### Work to be completed
An exact copy of all the data is required, with pictures left out.

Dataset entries
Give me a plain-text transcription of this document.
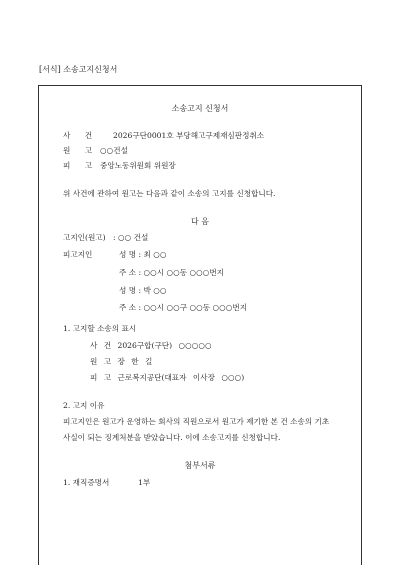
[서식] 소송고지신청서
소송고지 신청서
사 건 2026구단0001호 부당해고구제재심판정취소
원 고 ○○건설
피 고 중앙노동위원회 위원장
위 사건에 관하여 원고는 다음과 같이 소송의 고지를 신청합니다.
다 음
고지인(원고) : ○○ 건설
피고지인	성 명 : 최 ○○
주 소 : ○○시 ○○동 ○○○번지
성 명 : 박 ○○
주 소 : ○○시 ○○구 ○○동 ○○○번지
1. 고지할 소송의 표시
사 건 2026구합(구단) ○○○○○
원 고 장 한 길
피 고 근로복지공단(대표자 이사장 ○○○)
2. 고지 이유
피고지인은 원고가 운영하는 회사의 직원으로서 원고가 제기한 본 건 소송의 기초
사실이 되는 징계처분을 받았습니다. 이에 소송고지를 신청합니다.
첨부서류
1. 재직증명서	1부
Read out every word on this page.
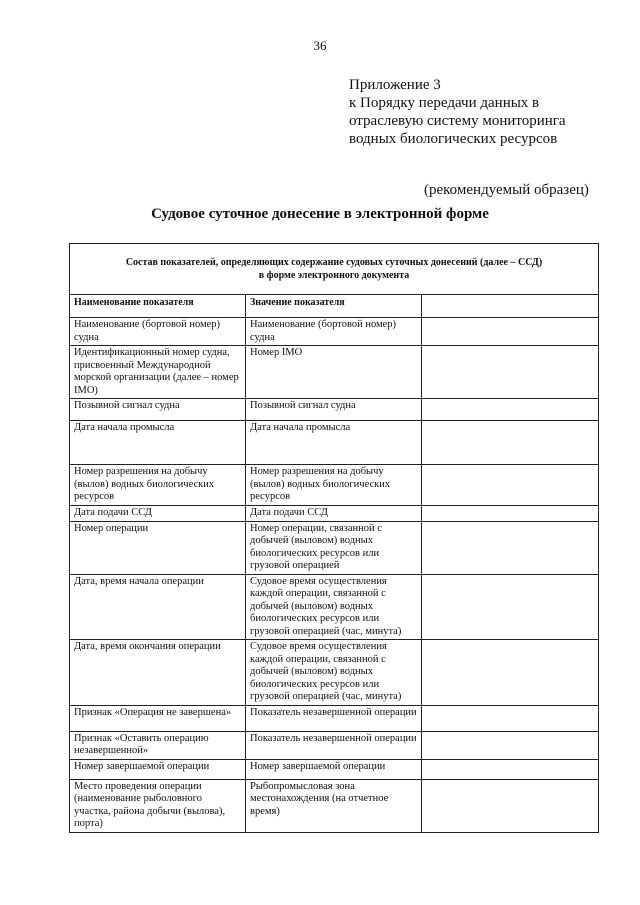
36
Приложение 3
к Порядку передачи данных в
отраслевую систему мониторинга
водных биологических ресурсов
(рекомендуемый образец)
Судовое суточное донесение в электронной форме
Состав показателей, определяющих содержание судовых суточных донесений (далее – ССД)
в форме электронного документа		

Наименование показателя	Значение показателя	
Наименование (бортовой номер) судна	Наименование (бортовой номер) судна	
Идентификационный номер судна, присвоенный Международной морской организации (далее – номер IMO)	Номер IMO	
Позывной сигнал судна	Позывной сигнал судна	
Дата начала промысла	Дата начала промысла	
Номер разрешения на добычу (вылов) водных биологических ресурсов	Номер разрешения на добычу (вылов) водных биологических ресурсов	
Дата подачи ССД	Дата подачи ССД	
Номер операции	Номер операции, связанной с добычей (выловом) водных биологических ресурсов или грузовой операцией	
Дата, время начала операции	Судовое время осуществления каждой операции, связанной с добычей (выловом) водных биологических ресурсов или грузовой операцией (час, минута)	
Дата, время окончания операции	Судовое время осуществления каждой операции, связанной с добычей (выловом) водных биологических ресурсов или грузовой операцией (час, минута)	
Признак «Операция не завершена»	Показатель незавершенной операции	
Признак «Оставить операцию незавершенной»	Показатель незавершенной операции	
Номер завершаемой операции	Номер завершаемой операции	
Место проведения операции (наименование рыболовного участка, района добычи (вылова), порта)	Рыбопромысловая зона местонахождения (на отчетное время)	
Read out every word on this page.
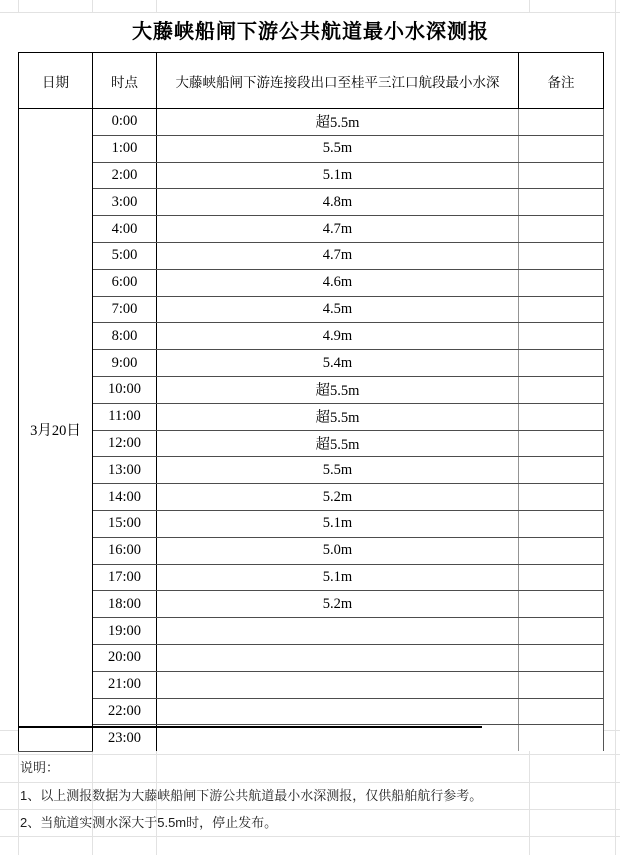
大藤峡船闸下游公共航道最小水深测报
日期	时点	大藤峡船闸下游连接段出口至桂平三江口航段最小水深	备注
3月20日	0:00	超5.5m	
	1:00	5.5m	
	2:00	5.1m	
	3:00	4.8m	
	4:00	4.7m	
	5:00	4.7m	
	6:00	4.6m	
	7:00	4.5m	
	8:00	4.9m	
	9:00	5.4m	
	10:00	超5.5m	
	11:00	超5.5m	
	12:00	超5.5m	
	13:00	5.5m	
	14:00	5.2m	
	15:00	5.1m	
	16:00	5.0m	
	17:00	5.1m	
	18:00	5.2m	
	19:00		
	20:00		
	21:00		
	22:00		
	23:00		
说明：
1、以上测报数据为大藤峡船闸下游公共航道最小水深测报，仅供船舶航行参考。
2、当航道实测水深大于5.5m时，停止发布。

### Correct answer
Give me a plain-text transcription of this document.
[서식] 소송고지신청서
소송고지 신청서
사 건 2026구단0001호 부당해고구제재심판정취소
원 고 ○○건설
피 고 중앙노동위원회 위원장
위 사건에 관하여 원고는 다음과 같이 소송의 고지를 신청합니다.
다 음
고지인(원고) : ○○ 건설
피고지인	성 명 : 최 ○○
주 소 : ○○시 ○○동 ○○○번지
성 명 : 박 ○○
주 소 : ○○시 ○○구 ○○동 ○○○번지
1. 고지할 소송의 표시
사 건 2026구합(구단) ○○○○○
원 고 장 한 길
피 고 근로복지공단(대표자 이사장 ○○○)
2. 고지 이유
피고지인은 원고가 운영하는 회사의 직원으로서 원고가 제기한 본 건 소송의 기초
사실이 되는 징계처분을 받았습니다. 이에 소송고지를 신청합니다.
첨부서류
1. 재직증명서	1부
Read out every word on this page.
36
Приложение 3
к Порядку передачи данных в
отраслевую систему мониторинга
водных биологических ресурсов
(рекомендуемый образец)
Судовое суточное донесение в электронной форме
Состав показателей, определяющих содержание судовых суточных донесений (далее – ССД)
в форме электронного документа		

Наименование показателя	Значение показателя	
Наименование (бортовой номер) судна	Наименование (бортовой номер) судна	
Идентификационный номер судна, присвоенный Международной морской организации (далее – номер IMO)	Номер IMO	
Позывной сигнал судна	Позывной сигнал судна	
Дата начала промысла	Дата начала промысла	
Номер разрешения на добычу (вылов) водных биологических ресурсов	Номер разрешения на добычу (вылов) водных биологических ресурсов	
Дата подачи ССД	Дата подачи ССД	
Номер операции	Номер операции, связанной с добычей (выловом) водных биологических ресурсов или грузовой операцией	
Дата, время начала операции	Судовое время осуществления каждой операции, связанной с добычей (выловом) водных биологических ресурсов или грузовой операцией (час, минута)	
Дата, время окончания операции	Судовое время осуществления каждой операции, связанной с добычей (выловом) водных биологических ресурсов или грузовой операцией (час, минута)	
Признак «Операция не завершена»	Показатель незавершенной операции	
Признак «Оставить операцию незавершенной»	Показатель незавершенной операции	
Номер завершаемой операции	Номер завершаемой операции	
Место проведения операции (наименование рыболовного участка, района добычи (вылова), порта)	Рыбопромысловая зона местонахождения (на отчетное время)	
Read out every word on this page.
大藤峡船闸下游公共航道最小水深测报
日期	时点	大藤峡船闸下游连接段出口至桂平三江口航段最小水深	备注
3月20日	0:00	超5.5m	
	1:00	5.5m	
	2:00	5.1m	
	3:00	4.8m	
	4:00	4.7m	
	5:00	4.7m	
	6:00	4.6m	
	7:00	4.5m	
	8:00	4.9m	
	9:00	5.4m	
	10:00	超5.5m	
	11:00	超5.5m	
	12:00	超5.5m	
	13:00	5.5m	
	14:00	5.2m	
	15:00	5.1m	
	16:00	5.0m	
	17:00	5.1m	
	18:00	5.2m	
	19:00		
	20:00		
	21:00		
	22:00		
	23:00		
说明：
1、以上测报数据为大藤峡船闸下游公共航道最小水深测报，仅供船舶航行参考。
2、当航道实测水深大于5.5m时，停止发布。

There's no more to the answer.